Exercise requirements –
Find each line with "Output" and copy it.

Stored rows –
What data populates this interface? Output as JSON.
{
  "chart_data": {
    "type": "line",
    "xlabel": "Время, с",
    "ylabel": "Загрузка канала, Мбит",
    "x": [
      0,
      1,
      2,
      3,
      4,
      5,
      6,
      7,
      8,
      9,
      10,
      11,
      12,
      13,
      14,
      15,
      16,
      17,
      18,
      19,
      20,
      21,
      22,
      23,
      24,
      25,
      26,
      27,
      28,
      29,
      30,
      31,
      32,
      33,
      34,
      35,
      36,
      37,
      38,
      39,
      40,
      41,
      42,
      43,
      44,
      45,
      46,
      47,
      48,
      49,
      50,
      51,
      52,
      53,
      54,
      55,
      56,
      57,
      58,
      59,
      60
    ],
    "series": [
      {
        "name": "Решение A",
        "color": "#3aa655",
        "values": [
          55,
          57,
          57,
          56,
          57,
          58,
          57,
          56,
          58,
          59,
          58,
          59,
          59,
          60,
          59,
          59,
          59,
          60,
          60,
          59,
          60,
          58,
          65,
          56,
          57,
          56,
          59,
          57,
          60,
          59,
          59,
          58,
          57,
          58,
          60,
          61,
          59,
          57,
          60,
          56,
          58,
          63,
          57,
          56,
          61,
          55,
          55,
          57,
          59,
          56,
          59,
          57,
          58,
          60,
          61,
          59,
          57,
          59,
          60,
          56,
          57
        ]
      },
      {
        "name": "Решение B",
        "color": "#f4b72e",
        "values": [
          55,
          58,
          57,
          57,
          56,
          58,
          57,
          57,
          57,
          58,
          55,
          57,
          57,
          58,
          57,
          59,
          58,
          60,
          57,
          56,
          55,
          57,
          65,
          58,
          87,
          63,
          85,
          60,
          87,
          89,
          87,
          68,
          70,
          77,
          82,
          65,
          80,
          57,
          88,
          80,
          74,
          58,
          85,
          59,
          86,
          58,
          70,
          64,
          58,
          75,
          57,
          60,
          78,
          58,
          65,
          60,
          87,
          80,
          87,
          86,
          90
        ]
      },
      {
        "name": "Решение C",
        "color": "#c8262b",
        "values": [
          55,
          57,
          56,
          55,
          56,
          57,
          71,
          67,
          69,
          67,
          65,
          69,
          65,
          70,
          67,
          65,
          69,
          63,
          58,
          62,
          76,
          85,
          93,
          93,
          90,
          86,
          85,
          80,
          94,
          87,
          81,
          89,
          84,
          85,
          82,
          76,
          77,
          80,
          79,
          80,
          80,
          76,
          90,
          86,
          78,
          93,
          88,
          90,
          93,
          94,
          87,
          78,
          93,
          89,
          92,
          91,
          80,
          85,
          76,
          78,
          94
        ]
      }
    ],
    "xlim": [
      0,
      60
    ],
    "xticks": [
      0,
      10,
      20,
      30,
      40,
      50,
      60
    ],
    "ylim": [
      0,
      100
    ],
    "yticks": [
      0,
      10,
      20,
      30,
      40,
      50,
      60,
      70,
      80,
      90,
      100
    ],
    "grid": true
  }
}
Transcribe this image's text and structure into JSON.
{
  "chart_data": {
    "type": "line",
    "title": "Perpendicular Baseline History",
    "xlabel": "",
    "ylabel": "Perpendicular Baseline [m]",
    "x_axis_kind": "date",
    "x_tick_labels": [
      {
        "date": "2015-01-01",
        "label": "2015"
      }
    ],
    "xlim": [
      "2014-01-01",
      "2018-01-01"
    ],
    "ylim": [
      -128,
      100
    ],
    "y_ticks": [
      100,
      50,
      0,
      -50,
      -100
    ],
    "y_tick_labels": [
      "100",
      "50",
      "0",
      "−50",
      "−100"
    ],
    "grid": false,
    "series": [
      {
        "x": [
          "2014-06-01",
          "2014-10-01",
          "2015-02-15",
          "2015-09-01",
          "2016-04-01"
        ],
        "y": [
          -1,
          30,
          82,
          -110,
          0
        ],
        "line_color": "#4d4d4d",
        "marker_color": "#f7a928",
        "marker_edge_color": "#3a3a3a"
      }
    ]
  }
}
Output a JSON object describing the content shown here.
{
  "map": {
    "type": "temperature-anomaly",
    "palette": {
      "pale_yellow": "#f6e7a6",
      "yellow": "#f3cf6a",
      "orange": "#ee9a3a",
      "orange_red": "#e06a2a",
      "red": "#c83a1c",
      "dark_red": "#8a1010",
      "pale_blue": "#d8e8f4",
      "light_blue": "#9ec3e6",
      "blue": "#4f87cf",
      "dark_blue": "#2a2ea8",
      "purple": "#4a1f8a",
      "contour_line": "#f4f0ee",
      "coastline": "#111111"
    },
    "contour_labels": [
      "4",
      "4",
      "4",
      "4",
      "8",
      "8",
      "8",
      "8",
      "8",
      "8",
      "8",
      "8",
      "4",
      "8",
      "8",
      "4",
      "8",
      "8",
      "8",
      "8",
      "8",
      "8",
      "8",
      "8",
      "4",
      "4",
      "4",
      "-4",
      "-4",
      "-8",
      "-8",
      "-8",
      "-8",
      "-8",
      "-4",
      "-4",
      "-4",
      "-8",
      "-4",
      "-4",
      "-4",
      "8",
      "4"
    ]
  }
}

Solution –
What data populates this interface? Output as JSON.
Output a JSON object describing the content shown here.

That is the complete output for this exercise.